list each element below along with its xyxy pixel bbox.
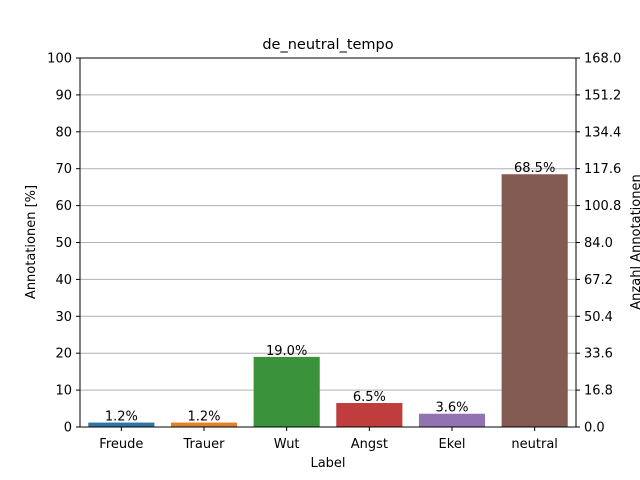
left-tick-label: 90 — [55, 88, 72, 103]
right-tick-label: 134.4 — [584, 125, 621, 140]
right-tick-label: 100.8 — [584, 199, 621, 214]
data-label: 1.2% — [105, 410, 138, 425]
bar-freude — [88, 422, 155, 427]
left-tick-label: 80 — [55, 125, 72, 140]
x-tick-label: Wut — [274, 437, 300, 452]
right-tick-label: 151.2 — [584, 88, 621, 103]
left-tick-label: 60 — [55, 199, 72, 214]
bar-wut — [253, 356, 320, 427]
x-tick-label: Angst — [351, 437, 388, 452]
left-tick-label: 70 — [55, 162, 72, 177]
left-tick-label: 20 — [55, 347, 72, 362]
chart-title: de_neutral_tempo — [262, 37, 393, 53]
x-tick-label: Ekel — [439, 437, 466, 452]
left-tick-label: 10 — [55, 384, 72, 399]
y-axis-label: Annotationen [%] — [24, 185, 39, 299]
left-tick-label: 40 — [55, 273, 72, 288]
data-label: 68.5% — [514, 161, 555, 176]
right-tick-label: 67.2 — [584, 273, 613, 288]
bars — [88, 174, 568, 427]
right-tick-label: 0.0 — [584, 421, 605, 436]
bar-neutral — [501, 174, 568, 427]
data-label: 6.5% — [353, 390, 386, 405]
right-tick-label: 168.0 — [584, 52, 621, 67]
right-tick-label: 117.6 — [584, 162, 621, 177]
x-tick-label: Freude — [99, 437, 143, 452]
right-y-axis-label: Anzahl Annotationen — [629, 174, 640, 309]
data-label: 19.0% — [266, 344, 307, 359]
left-tick-label: 50 — [55, 236, 72, 251]
bar-ekel — [418, 413, 486, 427]
data-labels: 1.2% 1.2% 19.0% 6.5% 3.6% 68.5% — [105, 161, 556, 424]
x-axis-label: Label — [310, 456, 345, 471]
data-label: 1.2% — [187, 410, 220, 425]
bar-angst — [336, 403, 403, 427]
right-tick-label: 84.0 — [584, 236, 613, 251]
x-axis: Freude Trauer Wut Angst Ekel neutral — [99, 427, 558, 452]
left-tick-label: 0 — [64, 421, 72, 436]
right-y-axis: 0.0 16.8 33.6 50.4 67.2 84.0 100.8 117.6 134.4 15… — [576, 52, 621, 436]
left-tick-label: 100 — [47, 52, 72, 67]
x-tick-label: neutral — [511, 437, 558, 452]
left-y-axis: 0 10 20 30 40 50 60 70 80 90 100 — [47, 52, 80, 436]
right-tick-label: 16.8 — [584, 384, 613, 399]
left-tick-label: 30 — [55, 310, 72, 325]
bar-trauer — [170, 422, 238, 427]
right-tick-label: 50.4 — [584, 310, 613, 325]
data-label: 3.6% — [435, 401, 468, 416]
right-tick-label: 33.6 — [584, 347, 613, 362]
x-tick-label: Trauer — [183, 437, 226, 452]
· · · · ·
#### [WORK TO COMPLETE]
Reproduce every line of the entries above without any change, leaving out the pictures.

#### [SOLUTION TO THIS TASK]
list each element below along with its xyxy pixel bbox.
left-tick-label: 90 — [55, 88, 72, 103]
right-tick-label: 134.4 — [584, 125, 621, 140]
right-tick-label: 100.8 — [584, 199, 621, 214]
data-label: 1.2% — [105, 410, 138, 425]
bar-freude — [88, 422, 155, 427]
left-tick-label: 80 — [55, 125, 72, 140]
x-tick-label: Wut — [274, 437, 300, 452]
right-tick-label: 151.2 — [584, 88, 621, 103]
left-tick-label: 60 — [55, 199, 72, 214]
bar-wut — [253, 356, 320, 427]
x-tick-label: Angst — [351, 437, 388, 452]
left-tick-label: 70 — [55, 162, 72, 177]
left-tick-label: 20 — [55, 347, 72, 362]
chart-title: de_neutral_tempo — [262, 37, 393, 53]
x-tick-label: Ekel — [439, 437, 466, 452]
left-tick-label: 10 — [55, 384, 72, 399]
y-axis-label: Annotationen [%] — [24, 185, 39, 299]
left-tick-label: 40 — [55, 273, 72, 288]
data-label: 68.5% — [514, 161, 555, 176]
right-tick-label: 67.2 — [584, 273, 613, 288]
bars — [88, 174, 568, 427]
right-tick-label: 0.0 — [584, 421, 605, 436]
bar-neutral — [501, 174, 568, 427]
data-label: 6.5% — [353, 390, 386, 405]
right-tick-label: 168.0 — [584, 52, 621, 67]
right-tick-label: 117.6 — [584, 162, 621, 177]
x-tick-label: Freude — [99, 437, 143, 452]
right-y-axis-label: Anzahl Annotationen — [629, 174, 640, 309]
data-label: 19.0% — [266, 344, 307, 359]
left-tick-label: 50 — [55, 236, 72, 251]
bar-ekel — [418, 413, 486, 427]
data-labels: 1.2% 1.2% 19.0% 6.5% 3.6% 68.5% — [105, 161, 556, 424]
x-axis-label: Label — [310, 456, 345, 471]
data-label: 1.2% — [187, 410, 220, 425]
bar-angst — [336, 403, 403, 427]
right-tick-label: 84.0 — [584, 236, 613, 251]
x-axis: Freude Trauer Wut Angst Ekel neutral — [99, 427, 558, 452]
left-tick-label: 0 — [64, 421, 72, 436]
right-y-axis: 0.0 16.8 33.6 50.4 67.2 84.0 100.8 117.6 134.4 15… — [576, 52, 621, 436]
left-tick-label: 100 — [47, 52, 72, 67]
x-tick-label: neutral — [511, 437, 558, 452]
left-y-axis: 0 10 20 30 40 50 60 70 80 90 100 — [47, 52, 80, 436]
right-tick-label: 16.8 — [584, 384, 613, 399]
left-tick-label: 30 — [55, 310, 72, 325]
bar-trauer — [170, 422, 238, 427]
right-tick-label: 50.4 — [584, 310, 613, 325]
data-label: 3.6% — [435, 401, 468, 416]
right-tick-label: 33.6 — [584, 347, 613, 362]
x-tick-label: Trauer — [183, 437, 226, 452]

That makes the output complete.